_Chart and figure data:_
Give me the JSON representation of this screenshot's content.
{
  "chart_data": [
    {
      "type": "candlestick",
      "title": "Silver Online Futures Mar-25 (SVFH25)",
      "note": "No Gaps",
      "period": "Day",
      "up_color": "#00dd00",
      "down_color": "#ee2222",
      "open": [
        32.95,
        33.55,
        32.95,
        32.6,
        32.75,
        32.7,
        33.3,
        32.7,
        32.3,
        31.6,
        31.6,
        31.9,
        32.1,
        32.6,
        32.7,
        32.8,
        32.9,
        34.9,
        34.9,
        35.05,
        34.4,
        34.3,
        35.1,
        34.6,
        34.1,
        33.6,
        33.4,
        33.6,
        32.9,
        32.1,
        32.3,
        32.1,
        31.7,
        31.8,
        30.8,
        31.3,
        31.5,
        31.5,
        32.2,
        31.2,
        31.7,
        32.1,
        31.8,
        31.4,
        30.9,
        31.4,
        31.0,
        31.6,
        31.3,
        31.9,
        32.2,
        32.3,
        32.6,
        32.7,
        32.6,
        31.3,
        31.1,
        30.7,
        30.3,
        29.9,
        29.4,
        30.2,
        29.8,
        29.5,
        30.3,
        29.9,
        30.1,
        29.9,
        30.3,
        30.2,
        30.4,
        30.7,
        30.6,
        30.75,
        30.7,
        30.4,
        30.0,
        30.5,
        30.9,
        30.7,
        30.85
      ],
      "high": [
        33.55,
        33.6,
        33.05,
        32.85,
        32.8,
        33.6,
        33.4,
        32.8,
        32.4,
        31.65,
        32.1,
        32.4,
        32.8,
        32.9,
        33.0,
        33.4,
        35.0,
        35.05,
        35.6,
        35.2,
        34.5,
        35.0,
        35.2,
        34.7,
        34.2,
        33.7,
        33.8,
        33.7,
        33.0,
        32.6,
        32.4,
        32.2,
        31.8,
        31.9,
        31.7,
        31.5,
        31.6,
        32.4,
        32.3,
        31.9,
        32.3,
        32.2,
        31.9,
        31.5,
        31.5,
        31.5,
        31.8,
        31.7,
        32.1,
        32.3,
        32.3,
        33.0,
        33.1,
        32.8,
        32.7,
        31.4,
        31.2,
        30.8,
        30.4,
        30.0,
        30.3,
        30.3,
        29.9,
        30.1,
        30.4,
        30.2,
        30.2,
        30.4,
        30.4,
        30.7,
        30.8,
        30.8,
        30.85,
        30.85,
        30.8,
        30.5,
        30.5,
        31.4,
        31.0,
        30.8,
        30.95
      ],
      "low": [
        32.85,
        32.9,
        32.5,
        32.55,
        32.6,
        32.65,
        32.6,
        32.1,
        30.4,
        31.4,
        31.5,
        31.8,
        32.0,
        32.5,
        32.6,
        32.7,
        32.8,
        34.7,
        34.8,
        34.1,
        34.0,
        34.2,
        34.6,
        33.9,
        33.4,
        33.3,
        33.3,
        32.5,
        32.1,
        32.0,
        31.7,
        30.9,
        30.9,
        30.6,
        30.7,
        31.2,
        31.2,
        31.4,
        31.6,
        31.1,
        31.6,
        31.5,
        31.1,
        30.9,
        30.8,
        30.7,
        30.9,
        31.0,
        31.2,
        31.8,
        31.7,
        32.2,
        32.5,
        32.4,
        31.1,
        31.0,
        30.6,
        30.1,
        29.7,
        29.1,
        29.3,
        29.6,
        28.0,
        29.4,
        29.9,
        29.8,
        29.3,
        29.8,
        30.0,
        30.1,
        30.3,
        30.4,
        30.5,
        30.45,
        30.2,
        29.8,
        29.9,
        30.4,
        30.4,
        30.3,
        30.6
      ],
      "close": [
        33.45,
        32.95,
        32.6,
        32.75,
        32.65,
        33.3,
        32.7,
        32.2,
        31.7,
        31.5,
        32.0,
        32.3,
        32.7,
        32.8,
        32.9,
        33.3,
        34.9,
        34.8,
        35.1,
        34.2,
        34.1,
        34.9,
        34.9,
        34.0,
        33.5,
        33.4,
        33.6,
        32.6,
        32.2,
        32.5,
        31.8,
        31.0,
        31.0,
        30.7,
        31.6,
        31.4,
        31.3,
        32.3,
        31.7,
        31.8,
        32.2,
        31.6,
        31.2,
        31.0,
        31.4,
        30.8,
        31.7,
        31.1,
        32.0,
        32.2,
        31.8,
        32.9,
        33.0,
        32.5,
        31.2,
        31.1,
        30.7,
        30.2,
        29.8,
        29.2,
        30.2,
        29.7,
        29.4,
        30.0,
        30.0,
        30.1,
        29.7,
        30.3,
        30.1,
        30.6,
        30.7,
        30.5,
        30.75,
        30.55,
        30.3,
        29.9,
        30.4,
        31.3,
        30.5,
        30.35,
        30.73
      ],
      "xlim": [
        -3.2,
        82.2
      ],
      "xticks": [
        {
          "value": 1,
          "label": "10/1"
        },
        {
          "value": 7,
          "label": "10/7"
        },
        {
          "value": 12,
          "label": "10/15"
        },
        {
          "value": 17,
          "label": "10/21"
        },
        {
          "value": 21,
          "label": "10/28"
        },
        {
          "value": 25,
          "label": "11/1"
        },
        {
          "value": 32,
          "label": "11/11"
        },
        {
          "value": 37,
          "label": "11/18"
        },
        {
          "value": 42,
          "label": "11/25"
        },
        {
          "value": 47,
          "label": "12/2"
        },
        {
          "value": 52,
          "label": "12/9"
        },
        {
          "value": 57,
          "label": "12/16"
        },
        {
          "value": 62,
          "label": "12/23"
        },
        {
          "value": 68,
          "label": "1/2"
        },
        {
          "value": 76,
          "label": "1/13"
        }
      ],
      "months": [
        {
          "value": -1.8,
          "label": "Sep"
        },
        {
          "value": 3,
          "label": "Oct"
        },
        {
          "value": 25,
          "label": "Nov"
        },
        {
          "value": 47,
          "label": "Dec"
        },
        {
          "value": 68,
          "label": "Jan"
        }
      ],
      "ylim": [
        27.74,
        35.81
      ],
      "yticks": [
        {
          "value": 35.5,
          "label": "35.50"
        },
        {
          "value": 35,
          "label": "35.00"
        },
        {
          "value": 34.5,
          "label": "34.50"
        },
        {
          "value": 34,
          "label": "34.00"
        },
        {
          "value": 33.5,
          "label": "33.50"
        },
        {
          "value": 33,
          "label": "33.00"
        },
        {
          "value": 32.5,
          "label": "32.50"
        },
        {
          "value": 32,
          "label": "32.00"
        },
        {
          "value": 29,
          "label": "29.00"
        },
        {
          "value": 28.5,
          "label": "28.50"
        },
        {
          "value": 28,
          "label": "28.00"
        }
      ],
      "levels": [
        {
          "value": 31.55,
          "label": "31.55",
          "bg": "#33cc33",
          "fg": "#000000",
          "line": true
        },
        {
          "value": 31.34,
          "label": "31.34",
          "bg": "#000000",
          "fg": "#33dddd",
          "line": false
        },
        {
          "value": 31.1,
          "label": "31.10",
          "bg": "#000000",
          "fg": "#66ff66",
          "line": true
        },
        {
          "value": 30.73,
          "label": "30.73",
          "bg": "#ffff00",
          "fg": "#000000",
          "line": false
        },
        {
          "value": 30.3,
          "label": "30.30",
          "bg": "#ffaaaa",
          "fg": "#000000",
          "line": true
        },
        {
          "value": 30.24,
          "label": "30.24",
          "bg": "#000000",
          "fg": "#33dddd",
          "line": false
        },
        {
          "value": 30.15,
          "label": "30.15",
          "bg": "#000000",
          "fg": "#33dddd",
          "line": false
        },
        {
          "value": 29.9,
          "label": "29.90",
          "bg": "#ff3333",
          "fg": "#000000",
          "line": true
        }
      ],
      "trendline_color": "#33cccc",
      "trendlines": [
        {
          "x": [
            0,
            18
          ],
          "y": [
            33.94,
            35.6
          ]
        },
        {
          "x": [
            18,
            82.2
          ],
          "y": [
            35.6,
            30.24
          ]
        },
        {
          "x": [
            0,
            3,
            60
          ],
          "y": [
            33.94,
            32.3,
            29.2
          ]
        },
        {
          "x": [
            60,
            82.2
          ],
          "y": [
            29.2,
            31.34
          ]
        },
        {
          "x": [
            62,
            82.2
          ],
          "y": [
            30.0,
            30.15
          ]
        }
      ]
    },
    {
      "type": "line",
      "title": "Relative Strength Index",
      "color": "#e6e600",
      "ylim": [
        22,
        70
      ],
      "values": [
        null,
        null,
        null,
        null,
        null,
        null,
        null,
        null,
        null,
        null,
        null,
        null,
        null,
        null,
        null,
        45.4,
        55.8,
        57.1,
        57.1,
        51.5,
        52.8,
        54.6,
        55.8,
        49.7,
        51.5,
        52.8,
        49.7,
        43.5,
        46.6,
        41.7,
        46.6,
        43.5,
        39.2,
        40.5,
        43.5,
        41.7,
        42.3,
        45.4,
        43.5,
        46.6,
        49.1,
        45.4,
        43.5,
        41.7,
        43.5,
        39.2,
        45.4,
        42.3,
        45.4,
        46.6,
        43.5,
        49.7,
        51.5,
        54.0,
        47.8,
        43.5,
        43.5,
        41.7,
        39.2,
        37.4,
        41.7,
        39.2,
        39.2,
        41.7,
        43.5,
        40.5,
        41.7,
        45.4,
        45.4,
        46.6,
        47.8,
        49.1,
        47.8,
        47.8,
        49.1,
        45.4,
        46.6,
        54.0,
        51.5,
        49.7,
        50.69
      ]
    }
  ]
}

_WRITTEN EXERCISE:_
Gather all lines from the listing above in which "title" occurs.

_ANSWER:_
      "title": "Silver Online Futures Mar-25 (SVFH25)",
      "title": "Relative Strength Index",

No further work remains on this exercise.